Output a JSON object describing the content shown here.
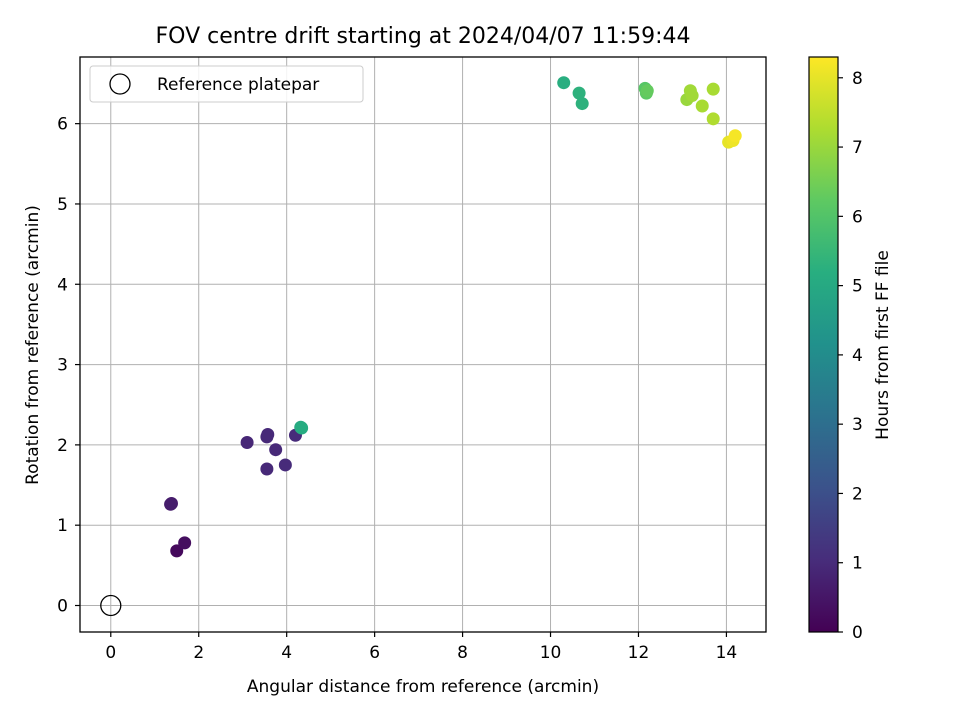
{
  "chart_data": {
    "type": "scatter",
    "title": "FOV centre drift starting at 2024/04/07 11:59:44",
    "xlabel": "Angular distance from reference (arcmin)",
    "ylabel": "Rotation from reference (arcmin)",
    "xlim": [
      -0.7,
      14.9
    ],
    "ylim": [
      -0.33,
      6.83
    ],
    "xticks": [
      0,
      2,
      4,
      6,
      8,
      10,
      12,
      14
    ],
    "yticks": [
      0,
      1,
      2,
      3,
      4,
      5,
      6
    ],
    "grid": true,
    "legend": {
      "position": "top-left",
      "entries": [
        "Reference platepar"
      ]
    },
    "reference_point": {
      "x": 0,
      "y": 0,
      "label": "Reference platepar"
    },
    "colorbar": {
      "label": "Hours from first FF file",
      "colormap": "viridis",
      "min": 0,
      "max": 8.3,
      "ticks": [
        0,
        1,
        2,
        3,
        4,
        5,
        6,
        7,
        8
      ]
    },
    "series": [
      {
        "name": "FOV centre drift",
        "points": [
          {
            "x": 1.5,
            "y": 0.68,
            "c": 0.2
          },
          {
            "x": 1.68,
            "y": 0.78,
            "c": 0.3
          },
          {
            "x": 1.38,
            "y": 1.27,
            "c": 0.6
          },
          {
            "x": 1.36,
            "y": 1.26,
            "c": 0.65
          },
          {
            "x": 3.1,
            "y": 2.03,
            "c": 0.9
          },
          {
            "x": 3.55,
            "y": 2.1,
            "c": 0.95
          },
          {
            "x": 3.57,
            "y": 2.13,
            "c": 0.95
          },
          {
            "x": 3.75,
            "y": 1.94,
            "c": 0.95
          },
          {
            "x": 3.55,
            "y": 1.7,
            "c": 0.95
          },
          {
            "x": 3.97,
            "y": 1.75,
            "c": 1.0
          },
          {
            "x": 4.2,
            "y": 2.12,
            "c": 1.0
          },
          {
            "x": 4.32,
            "y": 2.22,
            "c": 5.0
          },
          {
            "x": 4.34,
            "y": 2.21,
            "c": 5.1
          },
          {
            "x": 10.3,
            "y": 6.51,
            "c": 5.2
          },
          {
            "x": 10.65,
            "y": 6.38,
            "c": 5.3
          },
          {
            "x": 10.72,
            "y": 6.25,
            "c": 5.3
          },
          {
            "x": 12.15,
            "y": 6.44,
            "c": 6.1
          },
          {
            "x": 12.18,
            "y": 6.38,
            "c": 6.2
          },
          {
            "x": 12.2,
            "y": 6.41,
            "c": 6.3
          },
          {
            "x": 13.1,
            "y": 6.3,
            "c": 7.0
          },
          {
            "x": 13.18,
            "y": 6.41,
            "c": 7.1
          },
          {
            "x": 13.22,
            "y": 6.35,
            "c": 7.1
          },
          {
            "x": 13.45,
            "y": 6.22,
            "c": 7.2
          },
          {
            "x": 13.7,
            "y": 6.43,
            "c": 7.2
          },
          {
            "x": 13.7,
            "y": 6.06,
            "c": 7.3
          },
          {
            "x": 14.05,
            "y": 5.77,
            "c": 8.0
          },
          {
            "x": 14.15,
            "y": 5.79,
            "c": 8.1
          },
          {
            "x": 14.2,
            "y": 5.85,
            "c": 8.2
          }
        ]
      }
    ]
  }
}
*****
## JOB
Using the listing, say how many lines include the word "from", and add nothing else.

## PROBLEM SOLUTION
3